[Stored entries]
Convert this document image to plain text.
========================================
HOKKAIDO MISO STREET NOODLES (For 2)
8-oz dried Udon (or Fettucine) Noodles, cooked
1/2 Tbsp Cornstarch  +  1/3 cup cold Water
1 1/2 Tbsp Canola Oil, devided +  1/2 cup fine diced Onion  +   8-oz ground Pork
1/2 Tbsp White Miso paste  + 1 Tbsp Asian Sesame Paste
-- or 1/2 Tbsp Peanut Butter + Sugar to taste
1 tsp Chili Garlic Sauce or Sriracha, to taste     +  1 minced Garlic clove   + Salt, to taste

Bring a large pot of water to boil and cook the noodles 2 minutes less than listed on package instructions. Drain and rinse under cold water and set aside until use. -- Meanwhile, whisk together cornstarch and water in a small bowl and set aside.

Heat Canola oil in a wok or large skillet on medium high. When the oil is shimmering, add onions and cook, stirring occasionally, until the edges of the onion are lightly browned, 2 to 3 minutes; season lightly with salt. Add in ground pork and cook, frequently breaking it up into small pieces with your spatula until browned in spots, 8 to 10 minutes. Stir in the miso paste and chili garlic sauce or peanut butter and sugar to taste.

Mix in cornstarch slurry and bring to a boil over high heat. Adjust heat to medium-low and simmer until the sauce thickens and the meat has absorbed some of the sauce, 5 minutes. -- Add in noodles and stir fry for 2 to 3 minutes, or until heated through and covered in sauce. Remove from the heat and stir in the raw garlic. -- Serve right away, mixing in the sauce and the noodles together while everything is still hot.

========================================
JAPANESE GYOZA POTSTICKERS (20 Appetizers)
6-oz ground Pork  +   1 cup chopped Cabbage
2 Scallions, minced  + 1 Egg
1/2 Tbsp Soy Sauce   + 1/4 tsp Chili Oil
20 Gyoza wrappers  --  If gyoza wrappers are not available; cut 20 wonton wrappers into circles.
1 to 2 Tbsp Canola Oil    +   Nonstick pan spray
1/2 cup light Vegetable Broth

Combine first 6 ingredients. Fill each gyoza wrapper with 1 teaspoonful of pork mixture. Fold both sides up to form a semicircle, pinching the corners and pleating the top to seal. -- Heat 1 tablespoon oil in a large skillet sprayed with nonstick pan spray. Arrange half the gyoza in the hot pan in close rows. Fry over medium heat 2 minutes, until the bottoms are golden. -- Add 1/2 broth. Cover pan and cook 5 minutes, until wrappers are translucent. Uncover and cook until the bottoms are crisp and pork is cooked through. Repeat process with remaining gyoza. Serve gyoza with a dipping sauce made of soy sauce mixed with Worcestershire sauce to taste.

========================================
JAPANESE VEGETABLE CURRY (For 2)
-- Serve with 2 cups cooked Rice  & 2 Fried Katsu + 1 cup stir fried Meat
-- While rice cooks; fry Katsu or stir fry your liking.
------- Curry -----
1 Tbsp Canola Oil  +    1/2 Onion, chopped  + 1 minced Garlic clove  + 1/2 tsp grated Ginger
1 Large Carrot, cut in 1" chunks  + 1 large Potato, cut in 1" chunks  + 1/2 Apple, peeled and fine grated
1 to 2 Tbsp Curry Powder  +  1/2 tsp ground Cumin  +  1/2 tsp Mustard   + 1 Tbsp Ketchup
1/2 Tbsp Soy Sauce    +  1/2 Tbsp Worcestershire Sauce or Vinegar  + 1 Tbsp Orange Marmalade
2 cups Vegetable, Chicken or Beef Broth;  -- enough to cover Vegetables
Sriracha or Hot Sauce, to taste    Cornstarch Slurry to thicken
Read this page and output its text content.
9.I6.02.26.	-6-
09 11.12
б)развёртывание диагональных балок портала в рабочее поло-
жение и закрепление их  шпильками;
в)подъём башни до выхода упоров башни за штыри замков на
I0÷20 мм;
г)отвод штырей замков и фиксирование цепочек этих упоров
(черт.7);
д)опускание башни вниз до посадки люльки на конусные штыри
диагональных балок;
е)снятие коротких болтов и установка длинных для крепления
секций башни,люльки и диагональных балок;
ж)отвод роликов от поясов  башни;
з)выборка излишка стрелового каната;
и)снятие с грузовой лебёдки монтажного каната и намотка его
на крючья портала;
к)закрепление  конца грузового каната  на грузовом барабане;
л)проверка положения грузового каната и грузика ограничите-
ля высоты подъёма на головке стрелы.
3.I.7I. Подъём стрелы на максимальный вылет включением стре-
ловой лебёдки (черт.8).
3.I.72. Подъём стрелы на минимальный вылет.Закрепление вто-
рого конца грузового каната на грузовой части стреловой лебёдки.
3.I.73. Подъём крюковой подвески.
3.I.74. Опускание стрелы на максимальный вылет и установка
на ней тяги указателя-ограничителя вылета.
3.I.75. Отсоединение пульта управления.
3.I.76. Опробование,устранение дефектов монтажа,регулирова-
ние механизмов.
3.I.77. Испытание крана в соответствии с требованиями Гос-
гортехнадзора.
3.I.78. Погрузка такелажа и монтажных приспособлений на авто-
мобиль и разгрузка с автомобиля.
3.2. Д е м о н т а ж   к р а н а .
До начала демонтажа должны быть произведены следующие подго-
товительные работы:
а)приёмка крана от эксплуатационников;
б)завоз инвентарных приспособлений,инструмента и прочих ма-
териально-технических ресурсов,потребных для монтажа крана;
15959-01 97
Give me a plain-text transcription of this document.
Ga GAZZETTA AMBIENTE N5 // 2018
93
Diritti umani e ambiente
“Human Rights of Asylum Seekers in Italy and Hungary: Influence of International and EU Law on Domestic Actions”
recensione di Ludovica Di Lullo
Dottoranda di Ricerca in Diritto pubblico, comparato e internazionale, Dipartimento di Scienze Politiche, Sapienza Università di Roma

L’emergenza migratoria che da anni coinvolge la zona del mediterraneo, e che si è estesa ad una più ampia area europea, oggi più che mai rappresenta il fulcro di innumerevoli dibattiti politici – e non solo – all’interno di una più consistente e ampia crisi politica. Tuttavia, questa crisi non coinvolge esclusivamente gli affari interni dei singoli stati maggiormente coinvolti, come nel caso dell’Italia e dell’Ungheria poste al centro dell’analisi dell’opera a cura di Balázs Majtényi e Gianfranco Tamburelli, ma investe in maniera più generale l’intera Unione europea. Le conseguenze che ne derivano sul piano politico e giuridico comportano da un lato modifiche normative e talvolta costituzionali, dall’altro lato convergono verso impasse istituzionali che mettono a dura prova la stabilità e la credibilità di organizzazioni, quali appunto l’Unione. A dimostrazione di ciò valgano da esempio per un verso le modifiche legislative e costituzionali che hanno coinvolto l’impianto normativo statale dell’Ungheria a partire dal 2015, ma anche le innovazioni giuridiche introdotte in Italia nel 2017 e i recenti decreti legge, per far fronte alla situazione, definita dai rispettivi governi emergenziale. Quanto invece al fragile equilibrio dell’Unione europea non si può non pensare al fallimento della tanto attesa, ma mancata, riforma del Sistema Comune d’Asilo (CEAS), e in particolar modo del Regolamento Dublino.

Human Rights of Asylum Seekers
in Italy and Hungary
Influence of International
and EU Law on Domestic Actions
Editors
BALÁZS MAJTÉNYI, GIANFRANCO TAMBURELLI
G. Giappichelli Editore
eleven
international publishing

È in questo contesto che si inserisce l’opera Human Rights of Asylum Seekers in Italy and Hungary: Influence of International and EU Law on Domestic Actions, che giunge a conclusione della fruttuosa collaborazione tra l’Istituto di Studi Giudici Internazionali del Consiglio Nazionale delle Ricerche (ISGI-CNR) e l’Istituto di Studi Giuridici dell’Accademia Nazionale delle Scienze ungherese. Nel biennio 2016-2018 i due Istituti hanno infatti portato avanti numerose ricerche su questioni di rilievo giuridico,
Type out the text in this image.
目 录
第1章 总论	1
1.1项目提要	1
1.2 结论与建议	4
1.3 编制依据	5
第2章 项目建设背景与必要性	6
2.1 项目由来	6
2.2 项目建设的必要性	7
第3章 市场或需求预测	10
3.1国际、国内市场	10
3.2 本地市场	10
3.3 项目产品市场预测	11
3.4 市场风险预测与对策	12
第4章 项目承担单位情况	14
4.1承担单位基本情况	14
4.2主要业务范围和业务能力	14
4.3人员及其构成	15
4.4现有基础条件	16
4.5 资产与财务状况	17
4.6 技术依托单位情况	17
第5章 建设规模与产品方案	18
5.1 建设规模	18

** Exercise **
Report how many lines of the records above contain the word "Rights", giving only the number.

** Written response **
3